── Material supplied

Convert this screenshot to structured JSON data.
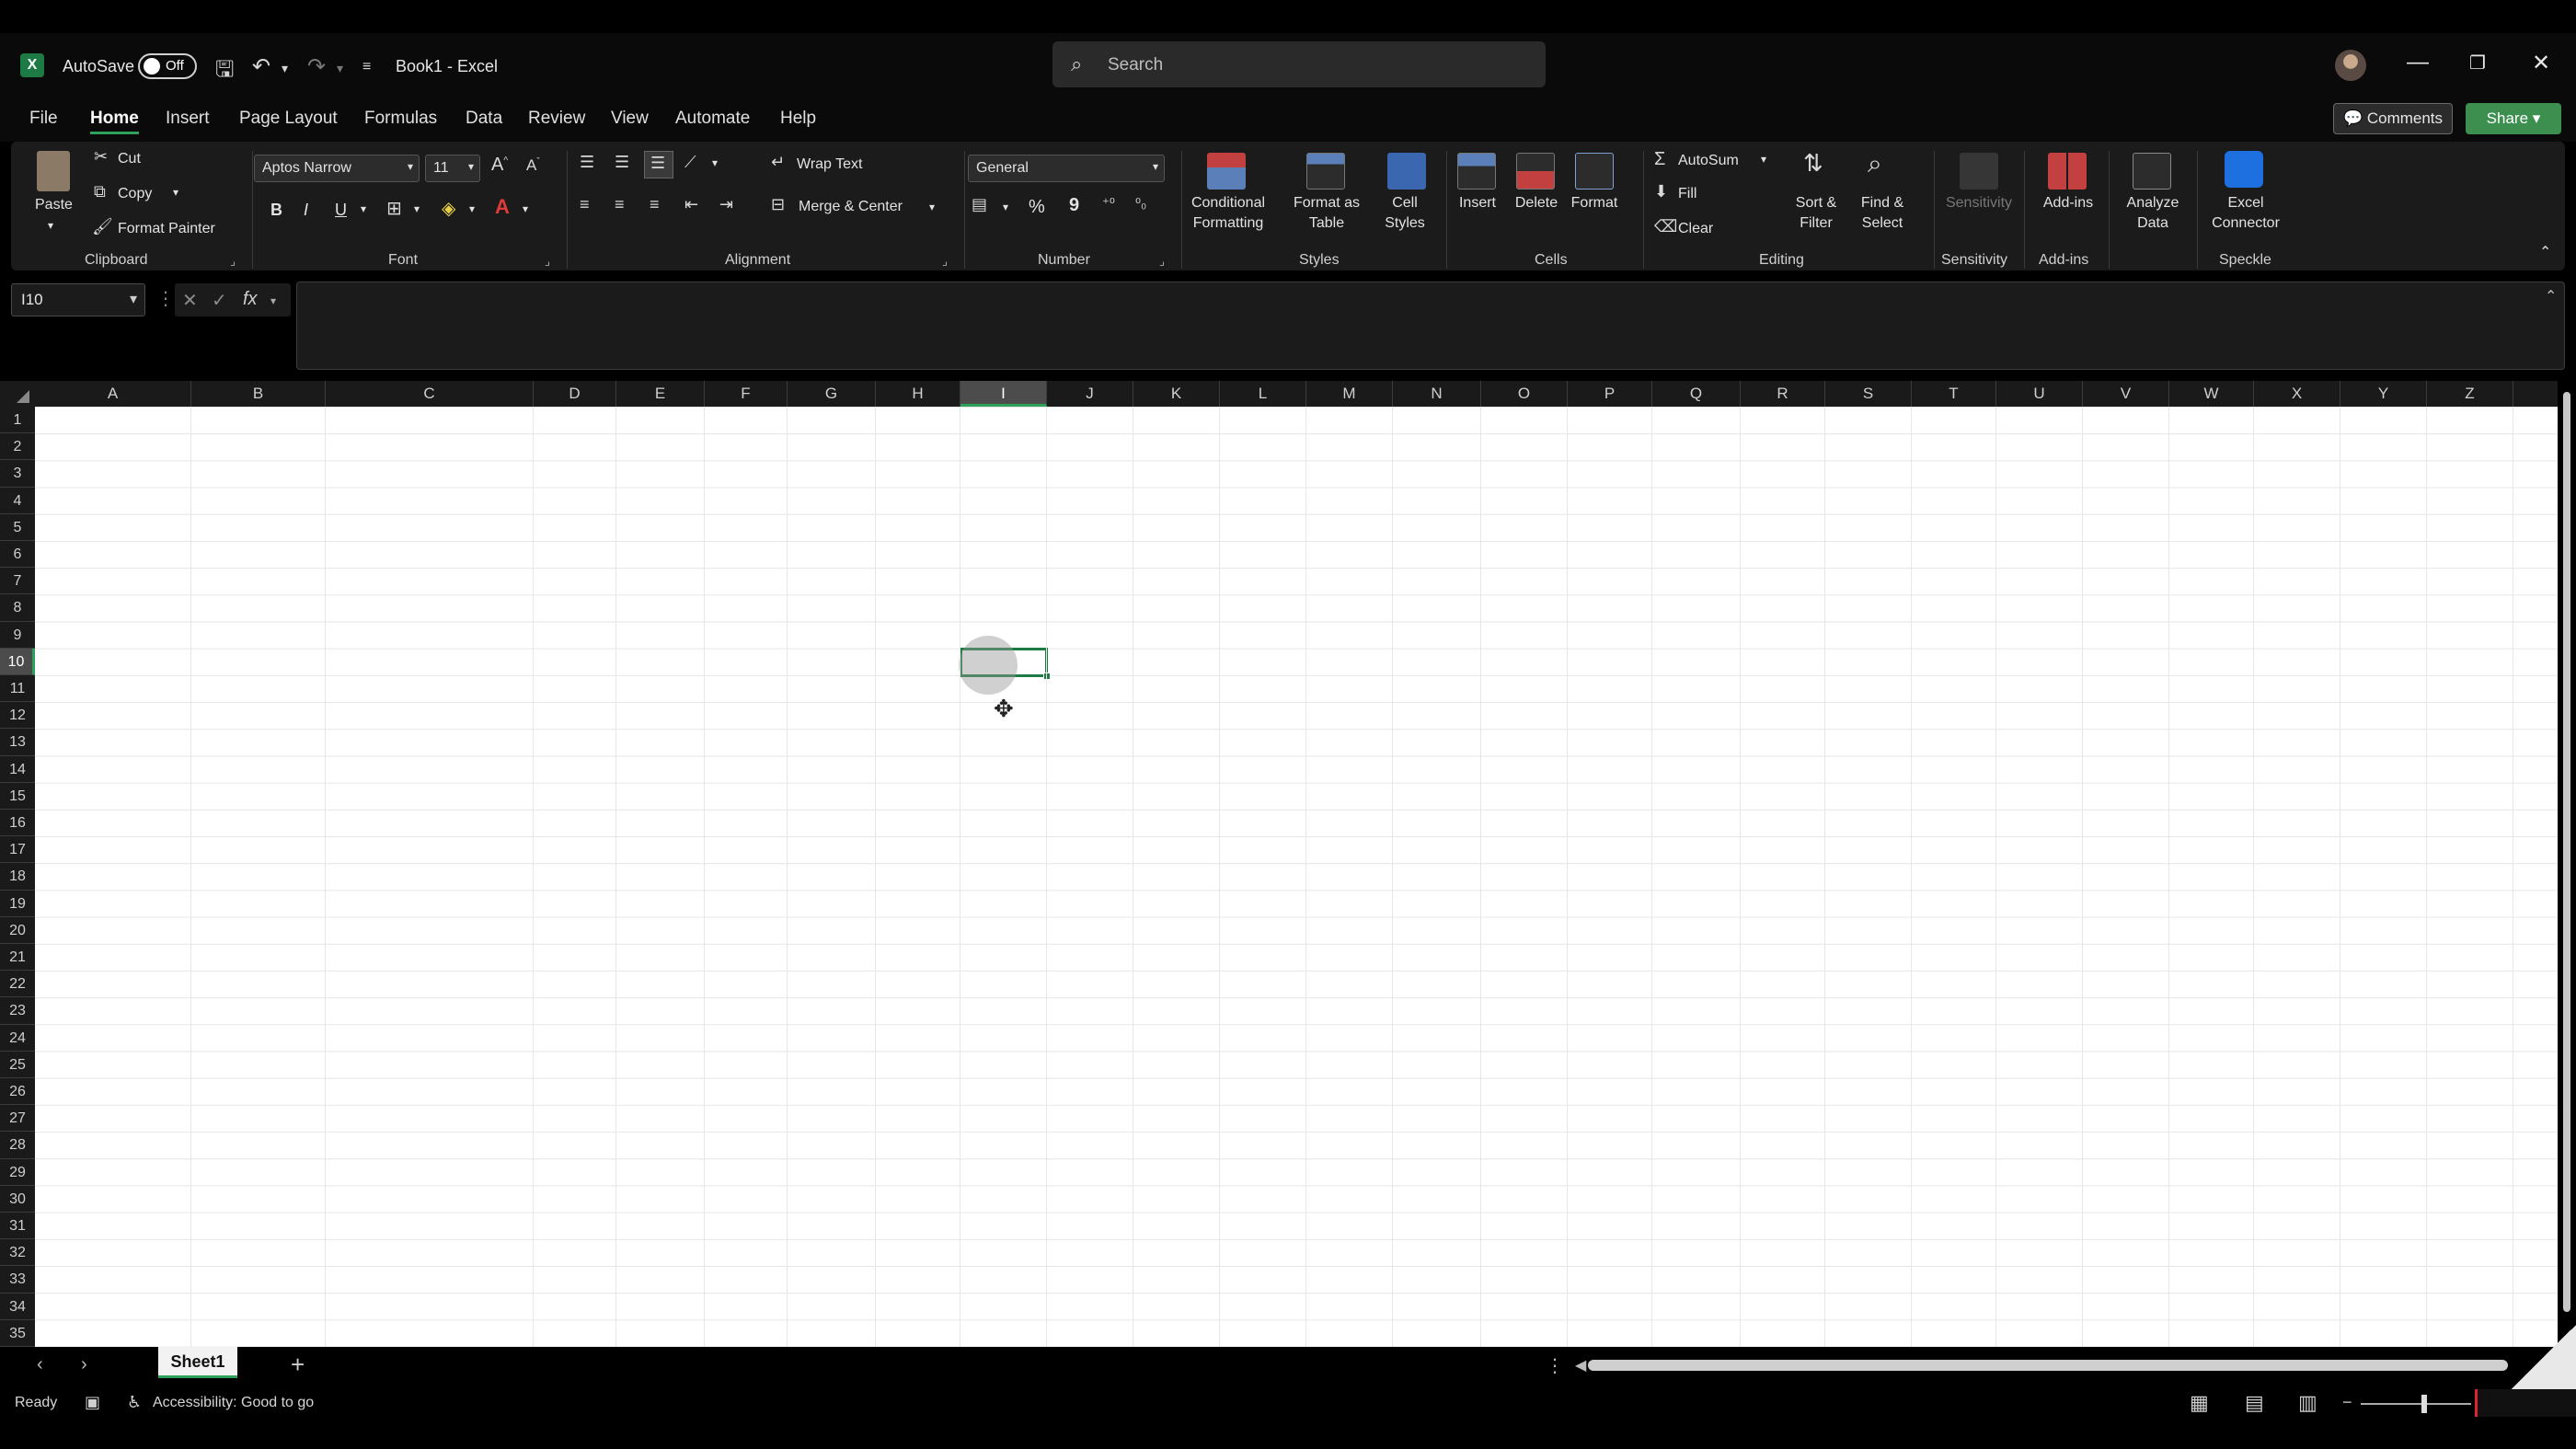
{
  "titlebar": {
    "autosave_label": "AutoSave",
    "autosave_state": "Off",
    "doc_title": "Book1 - Excel",
    "search_placeholder": "Search",
    "icons": [
      "excel-logo-icon",
      "save-icon",
      "undo-icon",
      "redo-icon",
      "customize-qat-icon",
      "search-icon",
      "account-avatar",
      "minimize-icon",
      "restore-icon",
      "close-icon"
    ]
  },
  "menu": {
    "tabs": [
      "File",
      "Home",
      "Insert",
      "Page Layout",
      "Formulas",
      "Data",
      "Review",
      "View",
      "Automate",
      "Help"
    ],
    "active": "Home",
    "comments_label": "Comments",
    "share_label": "Share"
  },
  "ribbon": {
    "clipboard": {
      "paste": "Paste",
      "cut": "Cut",
      "copy": "Copy",
      "format_painter": "Format Painter",
      "label": "Clipboard"
    },
    "font": {
      "name": "Aptos Narrow",
      "size": "11",
      "label": "Font",
      "bold": "B",
      "italic": "I",
      "underline": "U"
    },
    "alignment": {
      "wrap_text": "Wrap Text",
      "merge_center": "Merge & Center",
      "label": "Alignment"
    },
    "number": {
      "format": "General",
      "label": "Number",
      "percent": "%",
      "comma": "9"
    },
    "styles": {
      "conditional_formatting": [
        "Conditional",
        "Formatting"
      ],
      "format_as_table": [
        "Format as",
        "Table"
      ],
      "cell_styles": [
        "Cell",
        "Styles"
      ],
      "label": "Styles"
    },
    "cells": {
      "insert": "Insert",
      "delete": "Delete",
      "format": "Format",
      "label": "Cells"
    },
    "editing": {
      "autosum": "AutoSum",
      "fill": "Fill",
      "clear": "Clear",
      "sort_filter": [
        "Sort &",
        "Filter"
      ],
      "find_select": [
        "Find &",
        "Select"
      ],
      "label": "Editing"
    },
    "sensitivity": {
      "button": "Sensitivity",
      "label": "Sensitivity"
    },
    "addins": {
      "button": "Add-ins",
      "label": "Add-ins"
    },
    "analyze": {
      "button": [
        "Analyze",
        "Data"
      ]
    },
    "speckle": {
      "button": [
        "Excel",
        "Connector"
      ],
      "label": "Speckle"
    }
  },
  "formula_bar": {
    "name_box": "I10",
    "fx": "fx",
    "value": ""
  },
  "grid": {
    "columns": [
      "A",
      "B",
      "C",
      "D",
      "E",
      "F",
      "G",
      "H",
      "I",
      "J",
      "K",
      "L",
      "M",
      "N",
      "O",
      "P",
      "Q",
      "R",
      "S",
      "T",
      "U",
      "V",
      "W",
      "X",
      "Y",
      "Z"
    ],
    "rows": [
      "1",
      "2",
      "3",
      "4",
      "5",
      "6",
      "7",
      "8",
      "9",
      "10",
      "11",
      "12",
      "13",
      "14",
      "15",
      "16",
      "17",
      "18",
      "19",
      "20",
      "21",
      "22",
      "23",
      "24",
      "25",
      "26",
      "27",
      "28",
      "29",
      "30",
      "31",
      "32",
      "33",
      "34",
      "35"
    ],
    "selected_column": "I",
    "selected_row": "10"
  },
  "sheets": {
    "tabs": [
      "Sheet1"
    ],
    "active": "Sheet1",
    "add_label": "+"
  },
  "status": {
    "ready": "Ready",
    "accessibility": "Accessibility: Good to go"
  },
  "colors": {
    "accent": "#1d7a45",
    "share": "#3c8f4e",
    "background": "#000000"
  }
}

────

→ Set exercise: Retype the entries word for word. Omit any images.

→ Reply to the exercise:
Convert this screenshot to structured JSON data.
{
  "titlebar": {
    "autosave_label": "AutoSave",
    "autosave_state": "Off",
    "doc_title": "Book1 - Excel",
    "search_placeholder": "Search",
    "icons": [
      "excel-logo-icon",
      "save-icon",
      "undo-icon",
      "redo-icon",
      "customize-qat-icon",
      "search-icon",
      "account-avatar",
      "minimize-icon",
      "restore-icon",
      "close-icon"
    ]
  },
  "menu": {
    "tabs": [
      "File",
      "Home",
      "Insert",
      "Page Layout",
      "Formulas",
      "Data",
      "Review",
      "View",
      "Automate",
      "Help"
    ],
    "active": "Home",
    "comments_label": "Comments",
    "share_label": "Share"
  },
  "ribbon": {
    "clipboard": {
      "paste": "Paste",
      "cut": "Cut",
      "copy": "Copy",
      "format_painter": "Format Painter",
      "label": "Clipboard"
    },
    "font": {
      "name": "Aptos Narrow",
      "size": "11",
      "label": "Font",
      "bold": "B",
      "italic": "I",
      "underline": "U"
    },
    "alignment": {
      "wrap_text": "Wrap Text",
      "merge_center": "Merge & Center",
      "label": "Alignment"
    },
    "number": {
      "format": "General",
      "label": "Number",
      "percent": "%",
      "comma": "9"
    },
    "styles": {
      "conditional_formatting": [
        "Conditional",
        "Formatting"
      ],
      "format_as_table": [
        "Format as",
        "Table"
      ],
      "cell_styles": [
        "Cell",
        "Styles"
      ],
      "label": "Styles"
    },
    "cells": {
      "insert": "Insert",
      "delete": "Delete",
      "format": "Format",
      "label": "Cells"
    },
    "editing": {
      "autosum": "AutoSum",
      "fill": "Fill",
      "clear": "Clear",
      "sort_filter": [
        "Sort &",
        "Filter"
      ],
      "find_select": [
        "Find &",
        "Select"
      ],
      "label": "Editing"
    },
    "sensitivity": {
      "button": "Sensitivity",
      "label": "Sensitivity"
    },
    "addins": {
      "button": "Add-ins",
      "label": "Add-ins"
    },
    "analyze": {
      "button": [
        "Analyze",
        "Data"
      ]
    },
    "speckle": {
      "button": [
        "Excel",
        "Connector"
      ],
      "label": "Speckle"
    }
  },
  "formula_bar": {
    "name_box": "I10",
    "fx": "fx",
    "value": ""
  },
  "grid": {
    "columns": [
      "A",
      "B",
      "C",
      "D",
      "E",
      "F",
      "G",
      "H",
      "I",
      "J",
      "K",
      "L",
      "M",
      "N",
      "O",
      "P",
      "Q",
      "R",
      "S",
      "T",
      "U",
      "V",
      "W",
      "X",
      "Y",
      "Z"
    ],
    "rows": [
      "1",
      "2",
      "3",
      "4",
      "5",
      "6",
      "7",
      "8",
      "9",
      "10",
      "11",
      "12",
      "13",
      "14",
      "15",
      "16",
      "17",
      "18",
      "19",
      "20",
      "21",
      "22",
      "23",
      "24",
      "25",
      "26",
      "27",
      "28",
      "29",
      "30",
      "31",
      "32",
      "33",
      "34",
      "35"
    ],
    "selected_column": "I",
    "selected_row": "10"
  },
  "sheets": {
    "tabs": [
      "Sheet1"
    ],
    "active": "Sheet1",
    "add_label": "+"
  },
  "status": {
    "ready": "Ready",
    "accessibility": "Accessibility: Good to go"
  },
  "colors": {
    "accent": "#1d7a45",
    "share": "#3c8f4e",
    "background": "#000000"
  }
}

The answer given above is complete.